start

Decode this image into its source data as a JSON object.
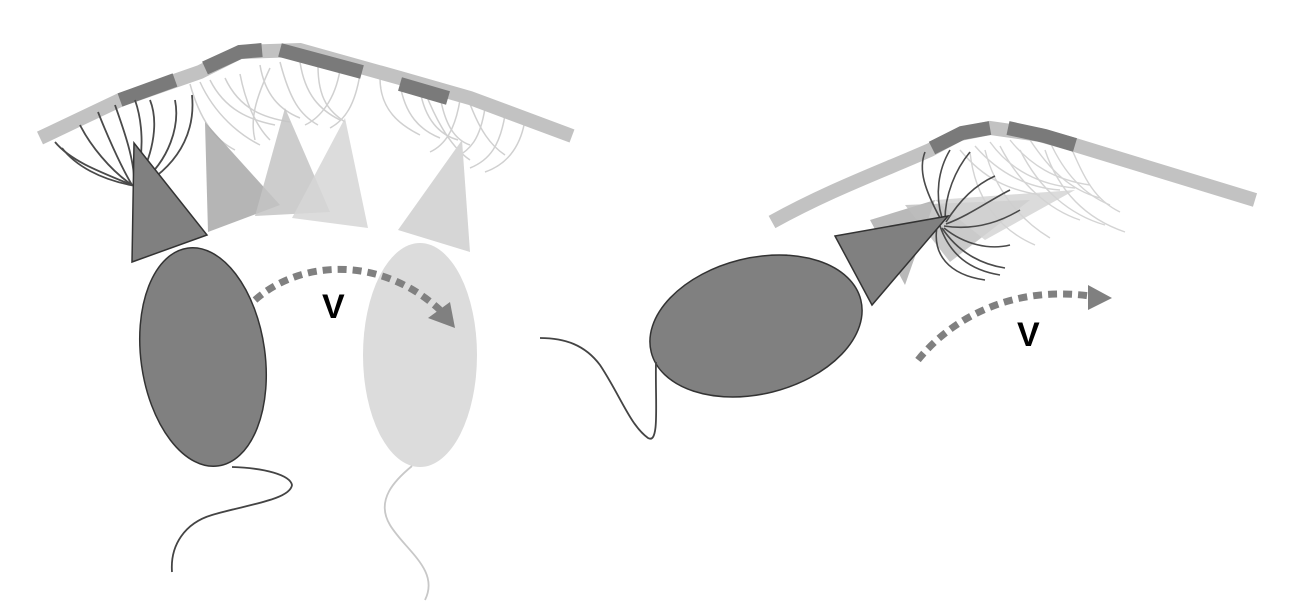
{
  "panels": {
    "left": {
      "velocity_label": "V"
    },
    "right": {
      "velocity_label": "V"
    }
  },
  "colors": {
    "cell_body": "#808080",
    "cell_outline": "#333333",
    "ghost_light": "#dcdcdc",
    "ghost_mid": "#c8c8c8",
    "ghost_dark": "#a8a8a8",
    "membrane_light": "#c2c2c2",
    "membrane_dark": "#7a7a7a",
    "filament_dark": "#4a4a4a",
    "filament_light": "#cfcfcf",
    "arrow": "#808080",
    "tail_dark": "#444444",
    "tail_light": "#c8c8c8"
  }
}
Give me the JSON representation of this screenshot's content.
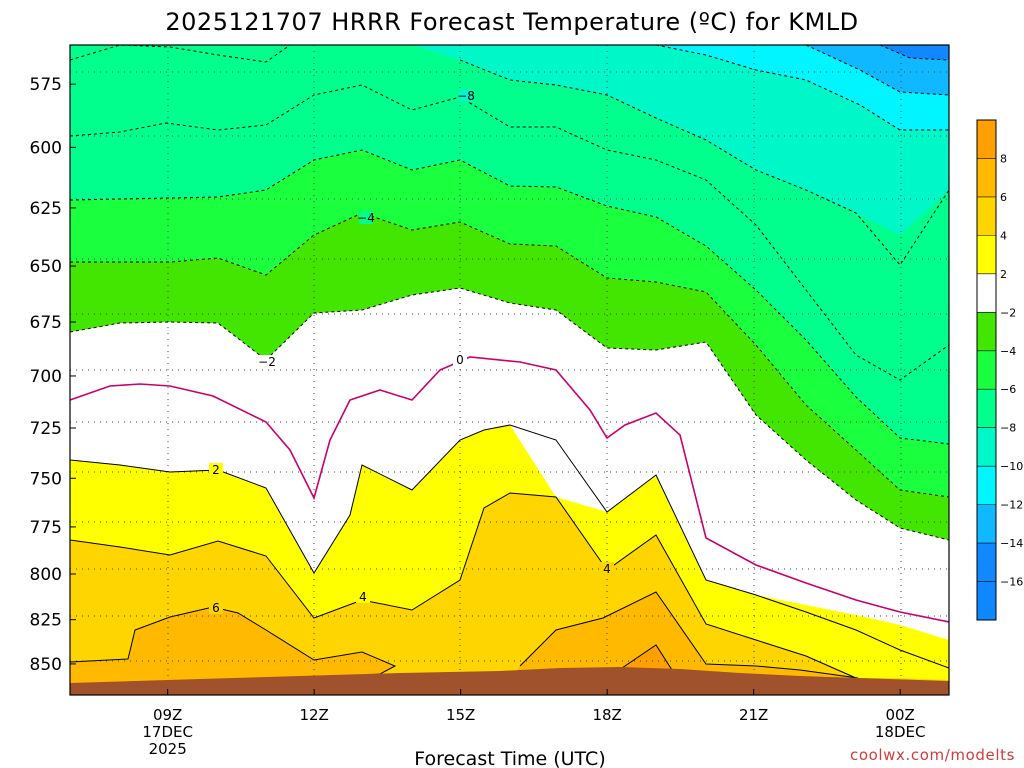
{
  "chart_data": {
    "type": "contour",
    "title": "2025121707 HRRR Forecast Temperature (ºC) for KMLD",
    "xlabel": "Forecast Time (UTC)",
    "ylabel": "",
    "x_ticks": [
      {
        "hour": 9,
        "lines": [
          "09Z",
          "17DEC",
          "2025"
        ]
      },
      {
        "hour": 12,
        "lines": [
          "12Z"
        ]
      },
      {
        "hour": 15,
        "lines": [
          "15Z"
        ]
      },
      {
        "hour": 18,
        "lines": [
          "18Z"
        ]
      },
      {
        "hour": 21,
        "lines": [
          "21Z"
        ]
      },
      {
        "hour": 24,
        "lines": [
          "00Z",
          "18DEC"
        ]
      }
    ],
    "xlim": [
      7,
      25
    ],
    "y_ticks": [
      "575",
      "600",
      "625",
      "650",
      "675",
      "700",
      "725",
      "750",
      "775",
      "800",
      "825",
      "850"
    ],
    "ylim": [
      560,
      868
    ],
    "grid": true,
    "colorbar": {
      "levels": [
        -16,
        -14,
        -12,
        -10,
        -8,
        -6,
        -4,
        -2,
        2,
        4,
        6,
        8
      ],
      "labels": [
        "8",
        "6",
        "4",
        "2",
        "−2",
        "−4",
        "−6",
        "−8",
        "−10",
        "−12",
        "−14",
        "−16"
      ],
      "colors": [
        "#ff9f00",
        "#ffba00",
        "#ffd500",
        "#ffff00",
        "#ffffff",
        "#42e600",
        "#1aff3e",
        "#00ff8c",
        "#00f7c8",
        "#00f5ff",
        "#10b8ff",
        "#1188ff",
        "#0f88ff"
      ]
    },
    "contour_labels": [
      "−8",
      "−4",
      "−2",
      "0",
      "2",
      "4",
      "4",
      "6"
    ],
    "credit": "coolwx.com/modelts"
  }
}
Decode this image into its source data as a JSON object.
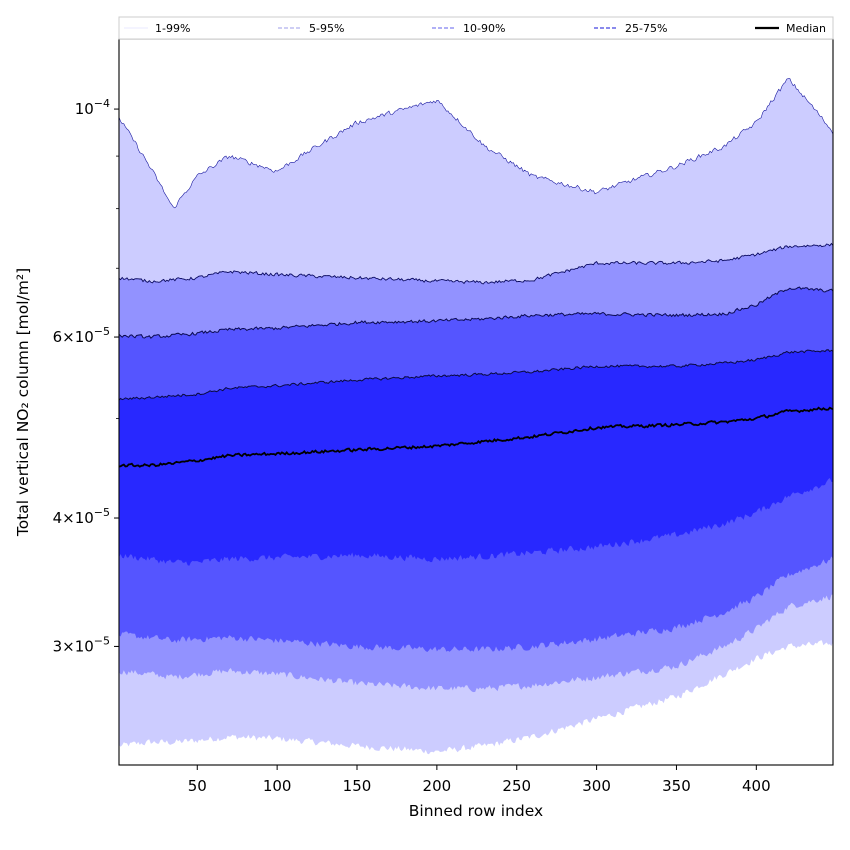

end

Pictures stay out; reproduce every line of the records exactly.

Decode this image into its source data as a JSON object.
{
  "panels": {
    "left": {
      "velocity_label": "V"
    },
    "right": {
      "velocity_label": "V"
    }
  },
  "colors": {
    "cell_body": "#808080",
    "cell_outline": "#333333",
    "ghost_light": "#dcdcdc",
    "ghost_mid": "#c8c8c8",
    "ghost_dark": "#a8a8a8",
    "membrane_light": "#c2c2c2",
    "membrane_dark": "#7a7a7a",
    "filament_dark": "#4a4a4a",
    "filament_light": "#cfcfcf",
    "arrow": "#808080",
    "tail_dark": "#444444",
    "tail_light": "#c8c8c8"
  }
}
Give me the JSON representation of this screenshot's content.
{
  "chart_data": {
    "type": "contour",
    "title": "2025121707 HRRR Forecast Temperature (ºC) for KMLD",
    "xlabel": "Forecast Time (UTC)",
    "ylabel": "",
    "x_ticks": [
      {
        "hour": 9,
        "lines": [
          "09Z",
          "17DEC",
          "2025"
        ]
      },
      {
        "hour": 12,
        "lines": [
          "12Z"
        ]
      },
      {
        "hour": 15,
        "lines": [
          "15Z"
        ]
      },
      {
        "hour": 18,
        "lines": [
          "18Z"
        ]
      },
      {
        "hour": 21,
        "lines": [
          "21Z"
        ]
      },
      {
        "hour": 24,
        "lines": [
          "00Z",
          "18DEC"
        ]
      }
    ],
    "xlim": [
      7,
      25
    ],
    "y_ticks": [
      "575",
      "600",
      "625",
      "650",
      "675",
      "700",
      "725",
      "750",
      "775",
      "800",
      "825",
      "850"
    ],
    "ylim": [
      560,
      868
    ],
    "grid": true,
    "colorbar": {
      "levels": [
        -16,
        -14,
        -12,
        -10,
        -8,
        -6,
        -4,
        -2,
        2,
        4,
        6,
        8
      ],
      "labels": [
        "8",
        "6",
        "4",
        "2",
        "−2",
        "−4",
        "−6",
        "−8",
        "−10",
        "−12",
        "−14",
        "−16"
      ],
      "colors": [
        "#ff9f00",
        "#ffba00",
        "#ffd500",
        "#ffff00",
        "#ffffff",
        "#42e600",
        "#1aff3e",
        "#00ff8c",
        "#00f7c8",
        "#00f5ff",
        "#10b8ff",
        "#1188ff",
        "#0f88ff"
      ]
    },
    "contour_labels": [
      "−8",
      "−4",
      "−2",
      "0",
      "2",
      "4",
      "4",
      "6"
    ],
    "credit": "coolwx.com/modelts"
  }
}
Decode this image into its source data as a JSON object.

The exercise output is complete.